[Start of Entries]
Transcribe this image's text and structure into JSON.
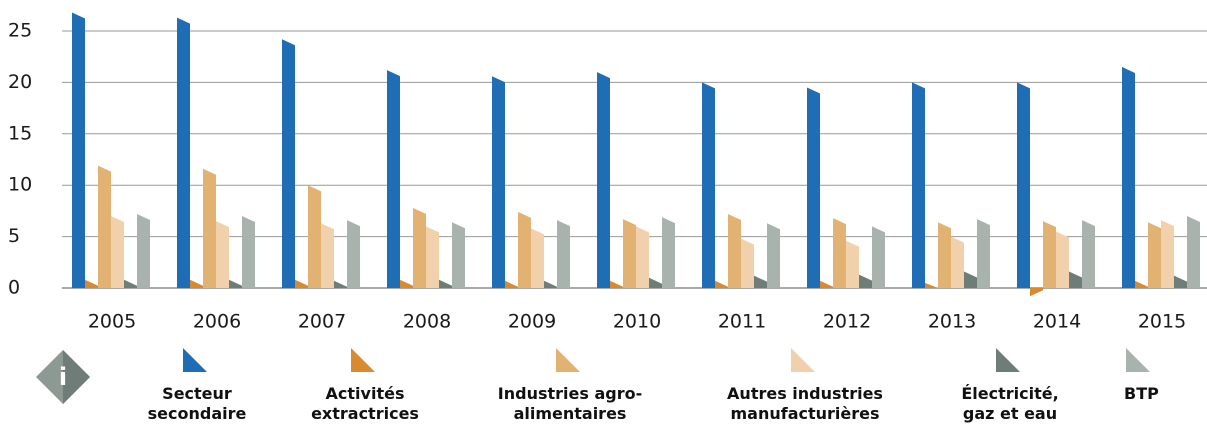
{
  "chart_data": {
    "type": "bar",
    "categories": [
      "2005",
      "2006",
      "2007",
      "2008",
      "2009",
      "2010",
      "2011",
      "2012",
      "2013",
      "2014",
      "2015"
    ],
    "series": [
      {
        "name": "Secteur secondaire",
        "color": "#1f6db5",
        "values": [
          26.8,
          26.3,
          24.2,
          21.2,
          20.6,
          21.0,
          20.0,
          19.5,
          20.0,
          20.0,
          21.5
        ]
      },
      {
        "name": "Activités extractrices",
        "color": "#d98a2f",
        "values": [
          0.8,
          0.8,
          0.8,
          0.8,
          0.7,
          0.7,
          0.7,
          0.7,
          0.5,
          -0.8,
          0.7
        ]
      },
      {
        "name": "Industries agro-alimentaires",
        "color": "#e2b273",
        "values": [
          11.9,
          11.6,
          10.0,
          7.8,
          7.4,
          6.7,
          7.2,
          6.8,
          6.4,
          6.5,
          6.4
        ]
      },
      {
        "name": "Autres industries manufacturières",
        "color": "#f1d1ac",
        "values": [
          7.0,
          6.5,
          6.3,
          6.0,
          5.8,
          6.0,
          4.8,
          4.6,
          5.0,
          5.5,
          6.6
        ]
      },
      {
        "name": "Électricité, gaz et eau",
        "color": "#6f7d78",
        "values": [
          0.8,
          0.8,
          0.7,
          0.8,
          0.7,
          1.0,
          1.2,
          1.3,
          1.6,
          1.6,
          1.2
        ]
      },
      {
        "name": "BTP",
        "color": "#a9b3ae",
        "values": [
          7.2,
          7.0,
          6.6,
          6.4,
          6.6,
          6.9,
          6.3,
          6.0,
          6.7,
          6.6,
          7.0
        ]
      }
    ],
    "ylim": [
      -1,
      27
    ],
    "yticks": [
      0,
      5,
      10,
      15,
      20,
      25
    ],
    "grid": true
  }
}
[End of Entries]
[Start of Entries]
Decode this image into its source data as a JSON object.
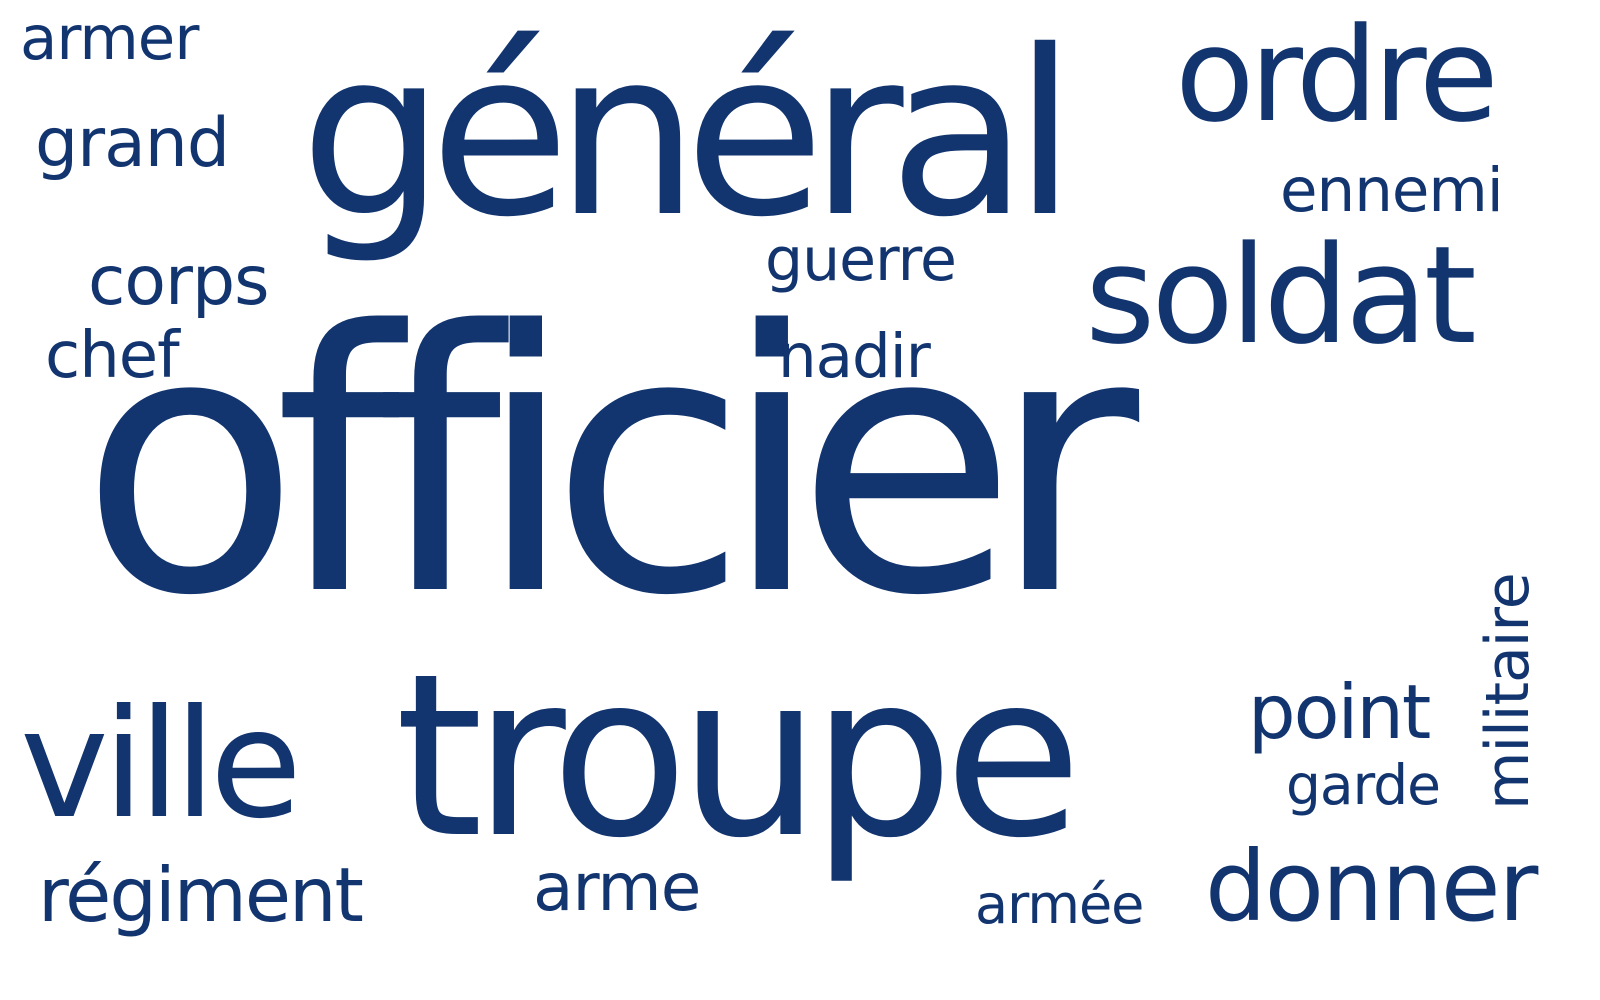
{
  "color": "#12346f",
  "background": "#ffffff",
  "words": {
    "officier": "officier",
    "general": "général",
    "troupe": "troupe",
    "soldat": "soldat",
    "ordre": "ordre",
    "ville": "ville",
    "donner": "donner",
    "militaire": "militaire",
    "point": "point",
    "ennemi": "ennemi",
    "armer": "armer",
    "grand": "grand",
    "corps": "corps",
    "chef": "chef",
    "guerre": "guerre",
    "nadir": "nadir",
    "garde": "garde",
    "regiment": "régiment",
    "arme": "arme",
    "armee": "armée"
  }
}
[End of Entries]
Direction:
Find every line in the entries that includes the word "name", then state how many there are and nothing else.

Output for this task:
6